===== Supplied information =====

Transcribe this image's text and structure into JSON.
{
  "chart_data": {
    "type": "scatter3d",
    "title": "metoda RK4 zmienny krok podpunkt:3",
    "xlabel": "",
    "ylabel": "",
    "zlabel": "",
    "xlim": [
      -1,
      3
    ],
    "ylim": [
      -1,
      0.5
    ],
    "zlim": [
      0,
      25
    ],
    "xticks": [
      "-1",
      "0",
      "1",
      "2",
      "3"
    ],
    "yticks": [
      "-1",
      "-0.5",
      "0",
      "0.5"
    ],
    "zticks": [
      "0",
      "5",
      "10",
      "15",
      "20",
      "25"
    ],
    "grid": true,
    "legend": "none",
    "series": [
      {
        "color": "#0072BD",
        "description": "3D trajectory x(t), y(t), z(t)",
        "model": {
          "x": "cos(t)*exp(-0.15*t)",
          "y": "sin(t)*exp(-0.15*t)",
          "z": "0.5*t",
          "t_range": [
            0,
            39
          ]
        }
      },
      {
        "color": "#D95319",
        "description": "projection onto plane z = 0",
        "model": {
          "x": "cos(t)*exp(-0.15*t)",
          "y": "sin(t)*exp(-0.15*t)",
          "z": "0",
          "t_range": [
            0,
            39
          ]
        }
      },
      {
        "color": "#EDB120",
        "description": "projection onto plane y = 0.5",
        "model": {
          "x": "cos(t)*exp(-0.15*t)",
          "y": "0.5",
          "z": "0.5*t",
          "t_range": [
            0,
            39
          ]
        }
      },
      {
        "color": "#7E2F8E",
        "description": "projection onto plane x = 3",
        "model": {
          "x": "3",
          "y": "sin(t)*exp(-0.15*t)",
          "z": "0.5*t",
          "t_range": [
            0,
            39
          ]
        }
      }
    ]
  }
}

=====

### The exercise
Each entry above needs to be retyped exactly.

### Answer to the exercise
Transcribe this image's text and structure into JSON.
{
  "chart_data": {
    "type": "scatter3d",
    "title": "metoda RK4 zmienny krok podpunkt:3",
    "xlabel": "",
    "ylabel": "",
    "zlabel": "",
    "xlim": [
      -1,
      3
    ],
    "ylim": [
      -1,
      0.5
    ],
    "zlim": [
      0,
      25
    ],
    "xticks": [
      "-1",
      "0",
      "1",
      "2",
      "3"
    ],
    "yticks": [
      "-1",
      "-0.5",
      "0",
      "0.5"
    ],
    "zticks": [
      "0",
      "5",
      "10",
      "15",
      "20",
      "25"
    ],
    "grid": true,
    "legend": "none",
    "series": [
      {
        "color": "#0072BD",
        "description": "3D trajectory x(t), y(t), z(t)",
        "model": {
          "x": "cos(t)*exp(-0.15*t)",
          "y": "sin(t)*exp(-0.15*t)",
          "z": "0.5*t",
          "t_range": [
            0,
            39
          ]
        }
      },
      {
        "color": "#D95319",
        "description": "projection onto plane z = 0",
        "model": {
          "x": "cos(t)*exp(-0.15*t)",
          "y": "sin(t)*exp(-0.15*t)",
          "z": "0",
          "t_range": [
            0,
            39
          ]
        }
      },
      {
        "color": "#EDB120",
        "description": "projection onto plane y = 0.5",
        "model": {
          "x": "cos(t)*exp(-0.15*t)",
          "y": "0.5",
          "z": "0.5*t",
          "t_range": [
            0,
            39
          ]
        }
      },
      {
        "color": "#7E2F8E",
        "description": "projection onto plane x = 3",
        "model": {
          "x": "3",
          "y": "sin(t)*exp(-0.15*t)",
          "z": "0.5*t",
          "t_range": [
            0,
            39
          ]
        }
      }
    ]
  }
}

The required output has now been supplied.